**Your instructions**
Print out each entry below exactly, please.

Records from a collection
* begin *

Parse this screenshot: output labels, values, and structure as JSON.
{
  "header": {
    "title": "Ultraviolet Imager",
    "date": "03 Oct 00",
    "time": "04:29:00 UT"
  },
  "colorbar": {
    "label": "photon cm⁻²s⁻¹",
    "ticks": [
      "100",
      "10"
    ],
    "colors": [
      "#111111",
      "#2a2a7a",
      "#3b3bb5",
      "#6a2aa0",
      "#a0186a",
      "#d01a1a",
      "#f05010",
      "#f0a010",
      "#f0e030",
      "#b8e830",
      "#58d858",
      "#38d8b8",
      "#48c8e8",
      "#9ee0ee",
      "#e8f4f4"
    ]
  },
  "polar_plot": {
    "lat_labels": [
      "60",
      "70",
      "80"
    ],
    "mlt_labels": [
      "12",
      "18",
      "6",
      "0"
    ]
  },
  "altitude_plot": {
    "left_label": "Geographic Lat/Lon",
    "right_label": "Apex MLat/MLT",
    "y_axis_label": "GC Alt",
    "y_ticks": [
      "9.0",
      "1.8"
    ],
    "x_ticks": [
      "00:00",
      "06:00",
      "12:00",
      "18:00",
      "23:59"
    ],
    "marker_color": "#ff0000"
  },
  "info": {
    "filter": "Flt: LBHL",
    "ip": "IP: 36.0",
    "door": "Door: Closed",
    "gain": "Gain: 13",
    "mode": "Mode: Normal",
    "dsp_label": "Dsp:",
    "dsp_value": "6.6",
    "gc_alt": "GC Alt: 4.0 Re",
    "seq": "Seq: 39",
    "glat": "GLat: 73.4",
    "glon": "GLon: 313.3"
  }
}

* end *

**Task result**
Parse this screenshot: output labels, values, and structure as JSON.
{
  "header": {
    "title": "Ultraviolet Imager",
    "date": "03 Oct 00",
    "time": "04:29:00 UT"
  },
  "colorbar": {
    "label": "photon cm⁻²s⁻¹",
    "ticks": [
      "100",
      "10"
    ],
    "colors": [
      "#111111",
      "#2a2a7a",
      "#3b3bb5",
      "#6a2aa0",
      "#a0186a",
      "#d01a1a",
      "#f05010",
      "#f0a010",
      "#f0e030",
      "#b8e830",
      "#58d858",
      "#38d8b8",
      "#48c8e8",
      "#9ee0ee",
      "#e8f4f4"
    ]
  },
  "polar_plot": {
    "lat_labels": [
      "60",
      "70",
      "80"
    ],
    "mlt_labels": [
      "12",
      "18",
      "6",
      "0"
    ]
  },
  "altitude_plot": {
    "left_label": "Geographic Lat/Lon",
    "right_label": "Apex MLat/MLT",
    "y_axis_label": "GC Alt",
    "y_ticks": [
      "9.0",
      "1.8"
    ],
    "x_ticks": [
      "00:00",
      "06:00",
      "12:00",
      "18:00",
      "23:59"
    ],
    "marker_color": "#ff0000"
  },
  "info": {
    "filter": "Flt: LBHL",
    "ip": "IP: 36.0",
    "door": "Door: Closed",
    "gain": "Gain: 13",
    "mode": "Mode: Normal",
    "dsp_label": "Dsp:",
    "dsp_value": "6.6",
    "gc_alt": "GC Alt: 4.0 Re",
    "seq": "Seq: 39",
    "glat": "GLat: 73.4",
    "glon": "GLon: 313.3"
  }
}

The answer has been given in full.